> **WHAT THE TASK ASKS**
Records follow. Select each line holding "JSON".

[Figure record extracts]
□ □ □
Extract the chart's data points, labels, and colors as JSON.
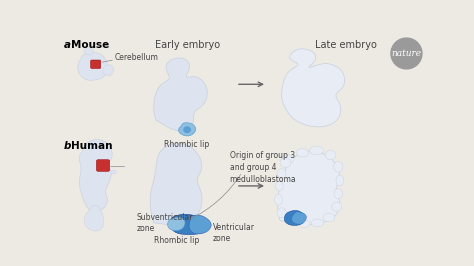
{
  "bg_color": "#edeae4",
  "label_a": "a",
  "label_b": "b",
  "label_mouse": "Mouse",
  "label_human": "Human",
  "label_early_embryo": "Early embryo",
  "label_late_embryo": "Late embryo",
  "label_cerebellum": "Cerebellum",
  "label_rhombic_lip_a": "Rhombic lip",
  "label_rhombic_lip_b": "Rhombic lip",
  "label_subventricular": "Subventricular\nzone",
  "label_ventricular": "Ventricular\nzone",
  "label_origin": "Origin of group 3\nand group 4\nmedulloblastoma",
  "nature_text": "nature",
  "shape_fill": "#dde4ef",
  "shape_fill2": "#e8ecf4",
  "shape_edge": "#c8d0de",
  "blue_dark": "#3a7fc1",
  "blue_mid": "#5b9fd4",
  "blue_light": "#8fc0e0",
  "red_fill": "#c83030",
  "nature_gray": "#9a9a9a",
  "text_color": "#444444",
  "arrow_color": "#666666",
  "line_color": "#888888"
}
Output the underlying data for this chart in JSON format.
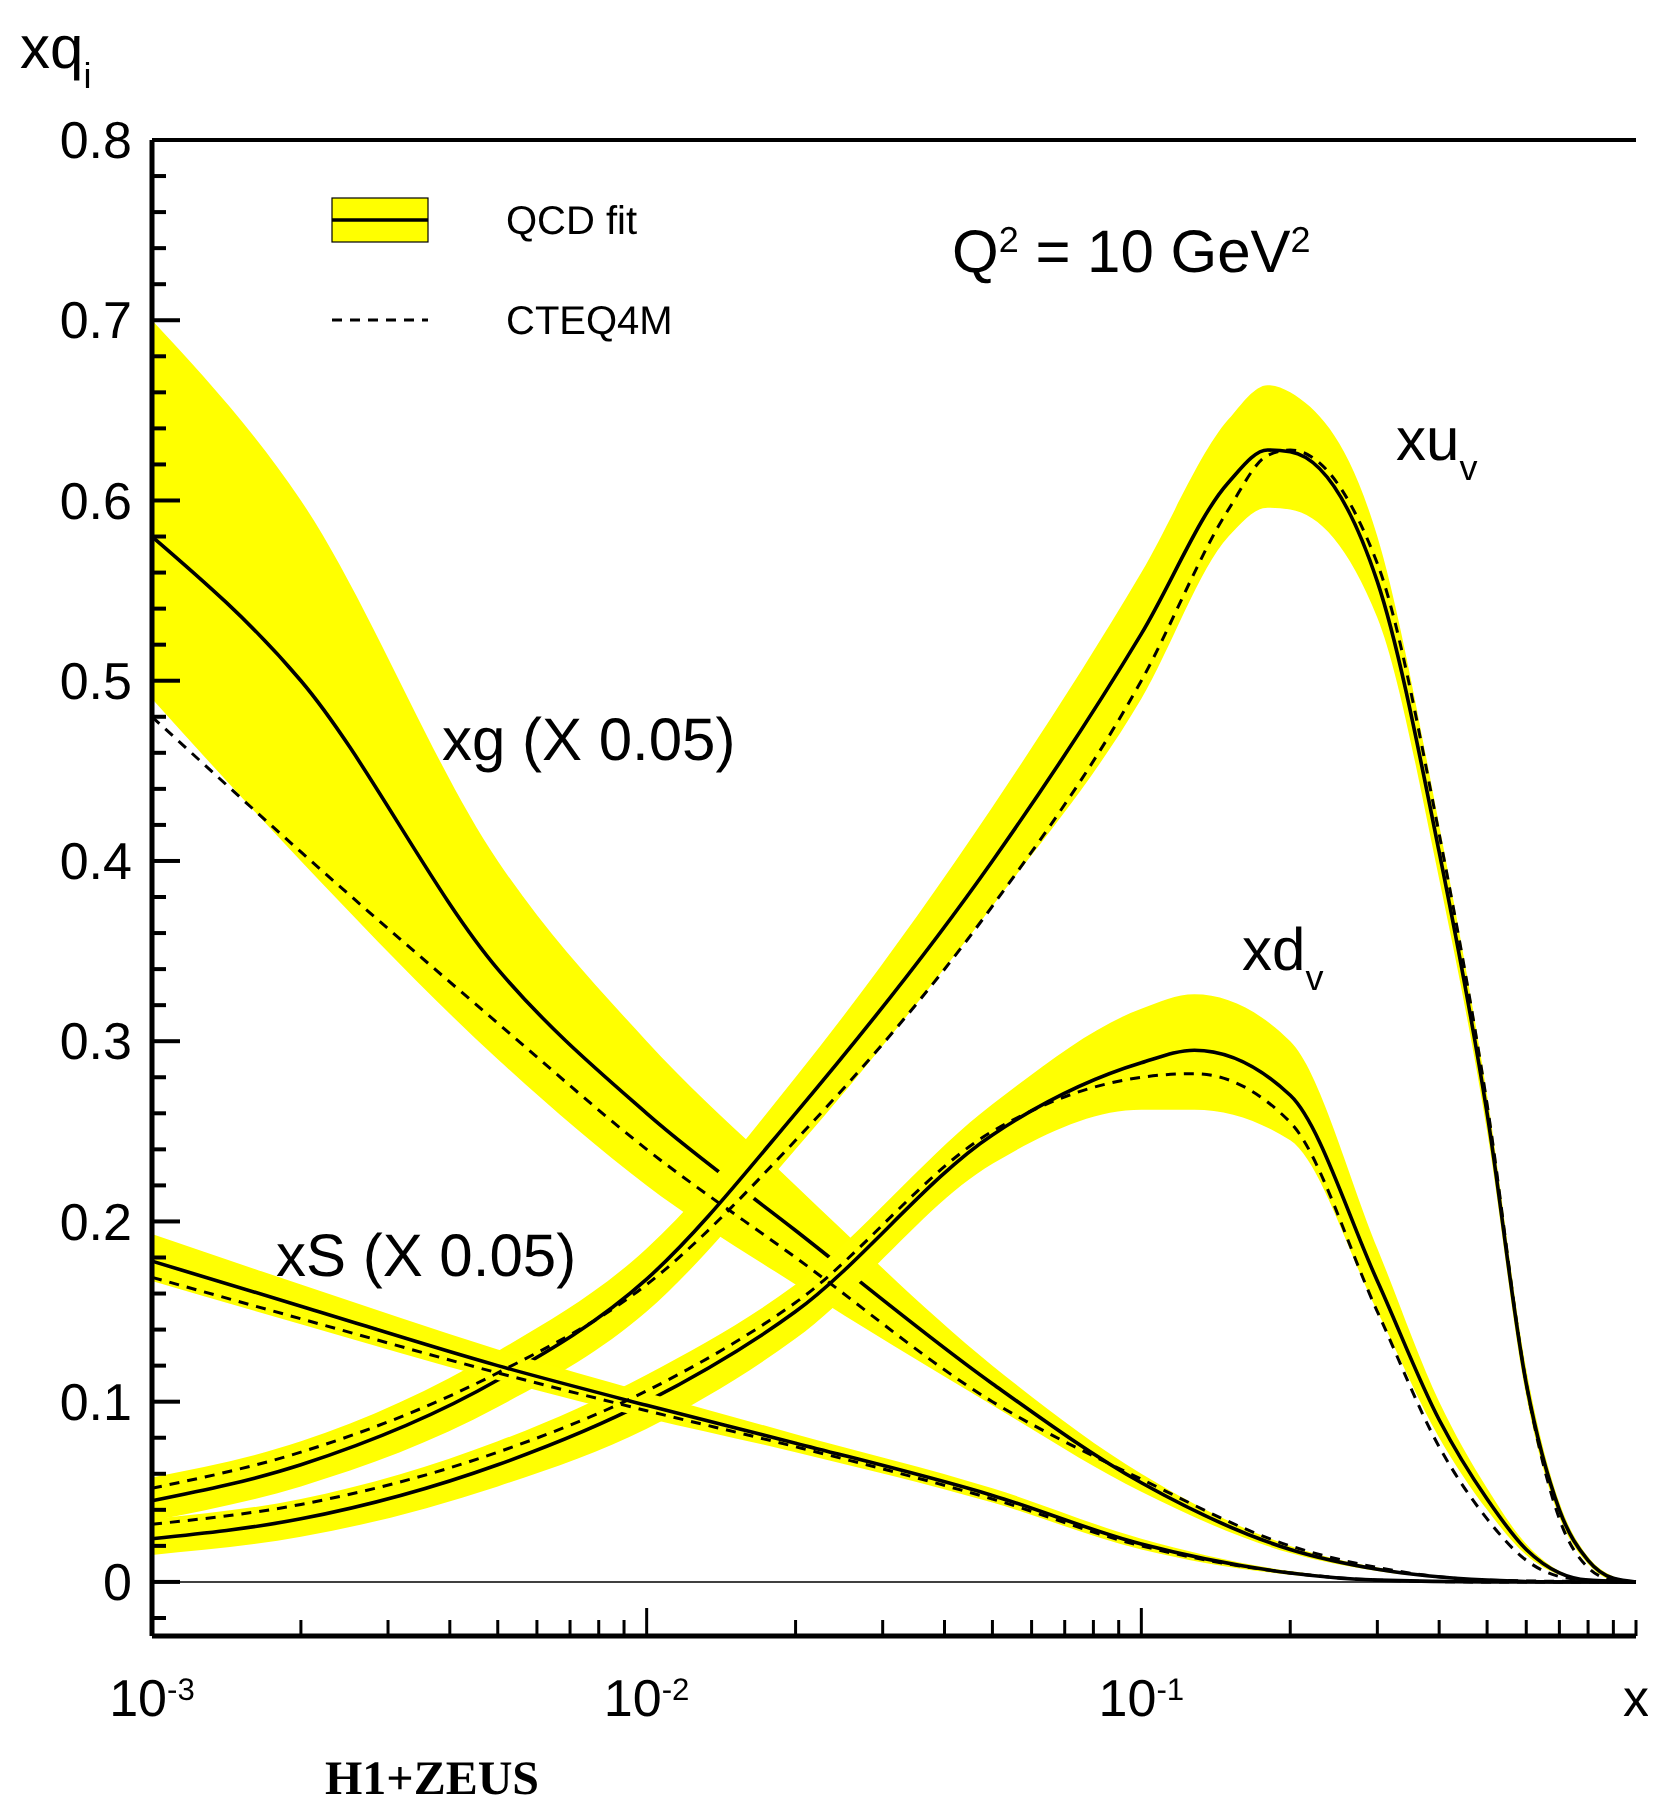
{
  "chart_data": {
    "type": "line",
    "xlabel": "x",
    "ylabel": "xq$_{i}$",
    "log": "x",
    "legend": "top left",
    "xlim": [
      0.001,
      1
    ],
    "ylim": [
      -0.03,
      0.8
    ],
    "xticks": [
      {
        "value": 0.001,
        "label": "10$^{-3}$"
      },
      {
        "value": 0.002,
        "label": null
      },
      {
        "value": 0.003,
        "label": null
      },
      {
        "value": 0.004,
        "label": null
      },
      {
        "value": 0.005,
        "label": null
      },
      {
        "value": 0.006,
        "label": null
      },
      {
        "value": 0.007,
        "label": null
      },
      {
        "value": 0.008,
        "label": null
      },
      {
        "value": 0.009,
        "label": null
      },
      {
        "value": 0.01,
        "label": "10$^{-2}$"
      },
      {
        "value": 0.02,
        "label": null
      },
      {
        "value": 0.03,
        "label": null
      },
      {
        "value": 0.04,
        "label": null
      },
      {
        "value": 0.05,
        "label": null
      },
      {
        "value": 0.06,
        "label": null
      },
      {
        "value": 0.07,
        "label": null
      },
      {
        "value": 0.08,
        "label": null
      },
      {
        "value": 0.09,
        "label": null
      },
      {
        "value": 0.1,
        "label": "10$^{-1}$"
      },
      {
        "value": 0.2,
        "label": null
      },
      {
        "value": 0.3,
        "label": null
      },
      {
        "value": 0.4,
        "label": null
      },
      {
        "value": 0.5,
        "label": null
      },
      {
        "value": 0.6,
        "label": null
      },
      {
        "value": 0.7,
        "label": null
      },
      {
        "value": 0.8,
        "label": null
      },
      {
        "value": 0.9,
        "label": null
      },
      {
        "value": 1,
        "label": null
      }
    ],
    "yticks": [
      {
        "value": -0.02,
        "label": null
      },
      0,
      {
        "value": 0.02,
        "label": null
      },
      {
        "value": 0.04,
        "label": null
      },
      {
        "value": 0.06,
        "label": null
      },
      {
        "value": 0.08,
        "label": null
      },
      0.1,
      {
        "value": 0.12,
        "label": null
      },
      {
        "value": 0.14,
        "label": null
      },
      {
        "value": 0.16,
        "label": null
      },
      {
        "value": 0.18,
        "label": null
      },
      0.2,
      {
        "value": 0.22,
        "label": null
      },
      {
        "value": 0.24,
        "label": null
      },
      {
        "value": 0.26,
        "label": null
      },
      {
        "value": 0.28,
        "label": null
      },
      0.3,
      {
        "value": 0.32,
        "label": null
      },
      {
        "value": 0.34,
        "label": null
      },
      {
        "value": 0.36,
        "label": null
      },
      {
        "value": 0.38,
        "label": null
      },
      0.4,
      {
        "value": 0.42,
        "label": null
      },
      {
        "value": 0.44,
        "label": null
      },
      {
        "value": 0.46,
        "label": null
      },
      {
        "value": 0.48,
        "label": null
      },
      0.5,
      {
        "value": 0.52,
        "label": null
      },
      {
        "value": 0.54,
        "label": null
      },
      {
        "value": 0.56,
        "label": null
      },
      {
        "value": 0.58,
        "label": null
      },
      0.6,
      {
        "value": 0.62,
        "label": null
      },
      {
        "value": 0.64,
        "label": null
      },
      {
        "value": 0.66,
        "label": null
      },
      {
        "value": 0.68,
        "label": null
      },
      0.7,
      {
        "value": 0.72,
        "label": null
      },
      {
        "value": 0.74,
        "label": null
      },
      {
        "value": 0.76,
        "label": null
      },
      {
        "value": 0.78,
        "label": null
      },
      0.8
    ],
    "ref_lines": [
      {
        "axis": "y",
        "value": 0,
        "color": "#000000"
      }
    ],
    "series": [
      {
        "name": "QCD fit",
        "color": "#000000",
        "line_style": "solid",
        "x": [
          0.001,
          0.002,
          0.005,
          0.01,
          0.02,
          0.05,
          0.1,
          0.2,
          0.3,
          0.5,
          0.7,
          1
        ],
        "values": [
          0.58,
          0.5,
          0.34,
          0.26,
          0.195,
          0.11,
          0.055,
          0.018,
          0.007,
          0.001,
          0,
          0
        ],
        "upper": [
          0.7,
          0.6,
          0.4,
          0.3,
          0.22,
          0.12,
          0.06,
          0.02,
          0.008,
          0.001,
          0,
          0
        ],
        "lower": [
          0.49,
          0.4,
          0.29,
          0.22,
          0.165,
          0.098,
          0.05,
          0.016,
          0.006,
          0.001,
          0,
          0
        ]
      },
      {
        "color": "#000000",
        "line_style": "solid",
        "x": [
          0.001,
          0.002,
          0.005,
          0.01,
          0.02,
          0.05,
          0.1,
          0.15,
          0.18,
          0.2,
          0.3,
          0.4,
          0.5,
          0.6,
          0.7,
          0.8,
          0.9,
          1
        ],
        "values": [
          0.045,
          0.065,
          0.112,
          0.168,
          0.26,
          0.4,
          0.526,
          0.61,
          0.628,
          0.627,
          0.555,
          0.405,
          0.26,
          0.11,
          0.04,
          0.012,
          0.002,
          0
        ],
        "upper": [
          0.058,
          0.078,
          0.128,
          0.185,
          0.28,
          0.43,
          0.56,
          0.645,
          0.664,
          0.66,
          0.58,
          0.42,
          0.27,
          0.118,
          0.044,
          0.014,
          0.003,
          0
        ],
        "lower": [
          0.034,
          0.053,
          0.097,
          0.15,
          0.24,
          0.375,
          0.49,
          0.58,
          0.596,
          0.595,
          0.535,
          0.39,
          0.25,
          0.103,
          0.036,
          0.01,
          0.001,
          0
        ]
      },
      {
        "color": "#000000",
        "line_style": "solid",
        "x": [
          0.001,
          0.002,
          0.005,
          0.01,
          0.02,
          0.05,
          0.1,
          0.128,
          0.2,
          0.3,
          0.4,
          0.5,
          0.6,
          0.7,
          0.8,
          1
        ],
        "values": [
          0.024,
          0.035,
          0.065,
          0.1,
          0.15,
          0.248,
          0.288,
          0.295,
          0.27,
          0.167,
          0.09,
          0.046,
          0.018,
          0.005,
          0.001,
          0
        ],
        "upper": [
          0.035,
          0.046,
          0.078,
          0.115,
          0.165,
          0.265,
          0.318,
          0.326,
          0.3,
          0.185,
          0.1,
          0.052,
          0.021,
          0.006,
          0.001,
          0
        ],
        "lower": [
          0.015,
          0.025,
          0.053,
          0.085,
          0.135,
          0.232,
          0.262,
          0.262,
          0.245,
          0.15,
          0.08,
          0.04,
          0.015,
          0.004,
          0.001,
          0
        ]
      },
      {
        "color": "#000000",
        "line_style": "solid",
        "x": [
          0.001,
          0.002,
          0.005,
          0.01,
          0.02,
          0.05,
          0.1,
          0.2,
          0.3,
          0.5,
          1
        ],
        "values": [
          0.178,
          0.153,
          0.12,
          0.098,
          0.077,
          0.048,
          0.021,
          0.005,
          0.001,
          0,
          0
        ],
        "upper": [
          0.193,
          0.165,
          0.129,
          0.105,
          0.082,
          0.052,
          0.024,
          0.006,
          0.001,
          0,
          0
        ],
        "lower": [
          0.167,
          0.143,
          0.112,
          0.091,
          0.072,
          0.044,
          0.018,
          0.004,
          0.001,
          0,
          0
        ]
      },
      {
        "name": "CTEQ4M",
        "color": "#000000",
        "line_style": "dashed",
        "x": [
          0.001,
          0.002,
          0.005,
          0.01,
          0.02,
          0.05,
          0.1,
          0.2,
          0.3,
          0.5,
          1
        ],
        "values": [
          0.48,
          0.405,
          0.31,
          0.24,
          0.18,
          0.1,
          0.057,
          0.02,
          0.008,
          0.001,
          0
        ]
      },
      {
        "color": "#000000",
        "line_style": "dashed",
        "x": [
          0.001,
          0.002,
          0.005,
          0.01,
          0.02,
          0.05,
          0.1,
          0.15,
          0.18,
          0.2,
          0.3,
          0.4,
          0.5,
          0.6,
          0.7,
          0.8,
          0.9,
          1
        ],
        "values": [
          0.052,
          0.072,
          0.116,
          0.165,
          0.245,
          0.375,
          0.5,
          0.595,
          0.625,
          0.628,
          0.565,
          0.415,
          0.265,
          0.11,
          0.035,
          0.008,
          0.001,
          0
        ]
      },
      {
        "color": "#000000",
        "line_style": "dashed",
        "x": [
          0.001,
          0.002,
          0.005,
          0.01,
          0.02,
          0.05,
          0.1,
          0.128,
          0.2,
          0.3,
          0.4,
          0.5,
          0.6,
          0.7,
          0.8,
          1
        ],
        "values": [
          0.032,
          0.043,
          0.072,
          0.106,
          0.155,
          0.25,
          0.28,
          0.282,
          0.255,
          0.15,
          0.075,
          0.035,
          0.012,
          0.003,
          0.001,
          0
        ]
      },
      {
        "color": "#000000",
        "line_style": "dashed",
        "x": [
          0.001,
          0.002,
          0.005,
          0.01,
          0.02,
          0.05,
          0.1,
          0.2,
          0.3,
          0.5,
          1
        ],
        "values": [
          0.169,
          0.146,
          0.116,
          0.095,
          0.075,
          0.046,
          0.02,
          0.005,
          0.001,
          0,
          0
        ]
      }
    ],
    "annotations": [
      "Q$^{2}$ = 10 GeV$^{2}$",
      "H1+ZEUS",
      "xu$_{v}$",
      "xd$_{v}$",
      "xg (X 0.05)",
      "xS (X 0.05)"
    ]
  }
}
□ □ □
> **ANSWER**
Extract the chart's data points, labels, and colors as JSON.
Output the underlying data for this chart in JSON format.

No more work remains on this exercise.